• WHAT YOU HAVE TO DO: Write out every line of the material below, keeping each one unchanged and in the same order.

• RECORDS SUPPLIED:
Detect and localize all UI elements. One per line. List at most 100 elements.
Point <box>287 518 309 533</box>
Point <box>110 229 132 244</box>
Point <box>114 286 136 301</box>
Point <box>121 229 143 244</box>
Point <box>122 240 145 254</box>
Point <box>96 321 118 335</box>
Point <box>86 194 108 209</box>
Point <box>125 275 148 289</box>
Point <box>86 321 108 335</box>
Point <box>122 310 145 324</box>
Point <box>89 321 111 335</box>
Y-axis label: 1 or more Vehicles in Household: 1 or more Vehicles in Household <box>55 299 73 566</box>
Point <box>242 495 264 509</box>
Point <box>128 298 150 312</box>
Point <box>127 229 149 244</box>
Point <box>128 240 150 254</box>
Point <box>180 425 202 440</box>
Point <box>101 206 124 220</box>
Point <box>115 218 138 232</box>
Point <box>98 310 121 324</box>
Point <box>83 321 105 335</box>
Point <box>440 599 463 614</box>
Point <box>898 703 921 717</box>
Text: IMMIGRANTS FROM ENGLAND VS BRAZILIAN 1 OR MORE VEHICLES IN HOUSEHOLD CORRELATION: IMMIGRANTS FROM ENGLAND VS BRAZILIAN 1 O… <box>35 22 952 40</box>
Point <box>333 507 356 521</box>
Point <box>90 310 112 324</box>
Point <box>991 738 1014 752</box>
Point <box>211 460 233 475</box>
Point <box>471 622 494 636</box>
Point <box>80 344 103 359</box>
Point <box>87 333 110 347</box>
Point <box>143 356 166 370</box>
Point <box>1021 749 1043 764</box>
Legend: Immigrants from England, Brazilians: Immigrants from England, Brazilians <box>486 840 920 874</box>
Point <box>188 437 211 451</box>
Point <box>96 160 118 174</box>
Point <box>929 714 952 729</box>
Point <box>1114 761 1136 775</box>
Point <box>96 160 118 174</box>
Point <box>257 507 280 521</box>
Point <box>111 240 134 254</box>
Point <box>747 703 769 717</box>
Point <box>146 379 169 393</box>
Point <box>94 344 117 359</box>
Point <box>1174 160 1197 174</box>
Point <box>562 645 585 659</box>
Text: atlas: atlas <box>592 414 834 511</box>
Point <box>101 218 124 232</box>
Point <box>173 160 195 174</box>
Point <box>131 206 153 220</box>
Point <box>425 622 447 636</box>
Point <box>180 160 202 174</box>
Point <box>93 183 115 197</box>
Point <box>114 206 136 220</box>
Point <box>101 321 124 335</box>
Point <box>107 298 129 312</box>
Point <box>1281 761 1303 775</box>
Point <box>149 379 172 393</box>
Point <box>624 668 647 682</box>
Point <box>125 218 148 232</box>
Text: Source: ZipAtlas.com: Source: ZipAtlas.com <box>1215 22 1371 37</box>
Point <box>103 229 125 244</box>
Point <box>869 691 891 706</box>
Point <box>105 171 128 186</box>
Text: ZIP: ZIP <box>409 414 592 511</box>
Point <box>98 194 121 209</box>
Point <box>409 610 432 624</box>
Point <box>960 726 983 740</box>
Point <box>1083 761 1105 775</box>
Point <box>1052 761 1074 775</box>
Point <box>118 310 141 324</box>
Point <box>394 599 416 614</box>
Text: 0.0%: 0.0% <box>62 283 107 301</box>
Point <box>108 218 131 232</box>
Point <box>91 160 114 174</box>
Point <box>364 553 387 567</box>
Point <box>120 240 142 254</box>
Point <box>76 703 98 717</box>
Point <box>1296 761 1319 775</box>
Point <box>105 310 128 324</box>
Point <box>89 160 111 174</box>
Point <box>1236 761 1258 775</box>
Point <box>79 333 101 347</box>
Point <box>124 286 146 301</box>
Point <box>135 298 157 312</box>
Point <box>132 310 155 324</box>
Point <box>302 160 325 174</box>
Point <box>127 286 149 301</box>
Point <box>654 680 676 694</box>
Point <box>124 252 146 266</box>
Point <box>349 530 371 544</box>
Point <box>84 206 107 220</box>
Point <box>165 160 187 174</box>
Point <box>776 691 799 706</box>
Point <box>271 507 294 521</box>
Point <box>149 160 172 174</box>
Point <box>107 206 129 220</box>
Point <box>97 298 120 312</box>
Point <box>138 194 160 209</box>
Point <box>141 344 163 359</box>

• IN RESPONSE:
Detect and localize all UI elements. One per line. List at most 100 elements.
Point <box>287 518 309 533</box>
Point <box>110 229 132 244</box>
Point <box>114 286 136 301</box>
Point <box>121 229 143 244</box>
Point <box>122 240 145 254</box>
Point <box>96 321 118 335</box>
Point <box>86 194 108 209</box>
Point <box>125 275 148 289</box>
Point <box>86 321 108 335</box>
Point <box>122 310 145 324</box>
Point <box>89 321 111 335</box>
Y-axis label: 1 or more Vehicles in Household: 1 or more Vehicles in Household <box>55 299 73 566</box>
Point <box>242 495 264 509</box>
Point <box>128 298 150 312</box>
Point <box>127 229 149 244</box>
Point <box>128 240 150 254</box>
Point <box>180 425 202 440</box>
Point <box>101 206 124 220</box>
Point <box>115 218 138 232</box>
Point <box>98 310 121 324</box>
Point <box>83 321 105 335</box>
Point <box>440 599 463 614</box>
Point <box>898 703 921 717</box>
Text: IMMIGRANTS FROM ENGLAND VS BRAZILIAN 1 OR MORE VEHICLES IN HOUSEHOLD CORRELATION: IMMIGRANTS FROM ENGLAND VS BRAZILIAN 1 O… <box>35 22 952 40</box>
Point <box>333 507 356 521</box>
Point <box>90 310 112 324</box>
Point <box>991 738 1014 752</box>
Point <box>211 460 233 475</box>
Point <box>471 622 494 636</box>
Point <box>80 344 103 359</box>
Point <box>87 333 110 347</box>
Point <box>143 356 166 370</box>
Point <box>1021 749 1043 764</box>
Legend: Immigrants from England, Brazilians: Immigrants from England, Brazilians <box>486 840 920 874</box>
Point <box>188 437 211 451</box>
Point <box>96 160 118 174</box>
Point <box>929 714 952 729</box>
Point <box>1114 761 1136 775</box>
Point <box>96 160 118 174</box>
Point <box>257 507 280 521</box>
Point <box>111 240 134 254</box>
Point <box>747 703 769 717</box>
Point <box>146 379 169 393</box>
Point <box>94 344 117 359</box>
Point <box>1174 160 1197 174</box>
Point <box>562 645 585 659</box>
Text: atlas: atlas <box>592 414 834 511</box>
Point <box>101 218 124 232</box>
Point <box>173 160 195 174</box>
Point <box>131 206 153 220</box>
Point <box>425 622 447 636</box>
Point <box>180 160 202 174</box>
Point <box>93 183 115 197</box>
Point <box>114 206 136 220</box>
Point <box>101 321 124 335</box>
Point <box>107 298 129 312</box>
Point <box>1281 761 1303 775</box>
Point <box>149 379 172 393</box>
Point <box>624 668 647 682</box>
Point <box>125 218 148 232</box>
Text: Source: ZipAtlas.com: Source: ZipAtlas.com <box>1215 22 1371 37</box>
Point <box>103 229 125 244</box>
Point <box>869 691 891 706</box>
Point <box>105 171 128 186</box>
Text: ZIP: ZIP <box>409 414 592 511</box>
Point <box>98 194 121 209</box>
Point <box>409 610 432 624</box>
Point <box>960 726 983 740</box>
Point <box>1083 761 1105 775</box>
Point <box>1052 761 1074 775</box>
Point <box>118 310 141 324</box>
Point <box>394 599 416 614</box>
Text: 0.0%: 0.0% <box>62 283 107 301</box>
Point <box>108 218 131 232</box>
Point <box>91 160 114 174</box>
Point <box>364 553 387 567</box>
Point <box>120 240 142 254</box>
Point <box>76 703 98 717</box>
Point <box>1296 761 1319 775</box>
Point <box>105 310 128 324</box>
Point <box>89 160 111 174</box>
Point <box>1236 761 1258 775</box>
Point <box>79 333 101 347</box>
Point <box>124 286 146 301</box>
Point <box>135 298 157 312</box>
Point <box>132 310 155 324</box>
Point <box>302 160 325 174</box>
Point <box>127 286 149 301</box>
Point <box>654 680 676 694</box>
Point <box>124 252 146 266</box>
Point <box>349 530 371 544</box>
Point <box>84 206 107 220</box>
Point <box>165 160 187 174</box>
Point <box>776 691 799 706</box>
Point <box>271 507 294 521</box>
Point <box>149 160 172 174</box>
Point <box>107 206 129 220</box>
Point <box>97 298 120 312</box>
Point <box>138 194 160 209</box>
Point <box>141 344 163 359</box>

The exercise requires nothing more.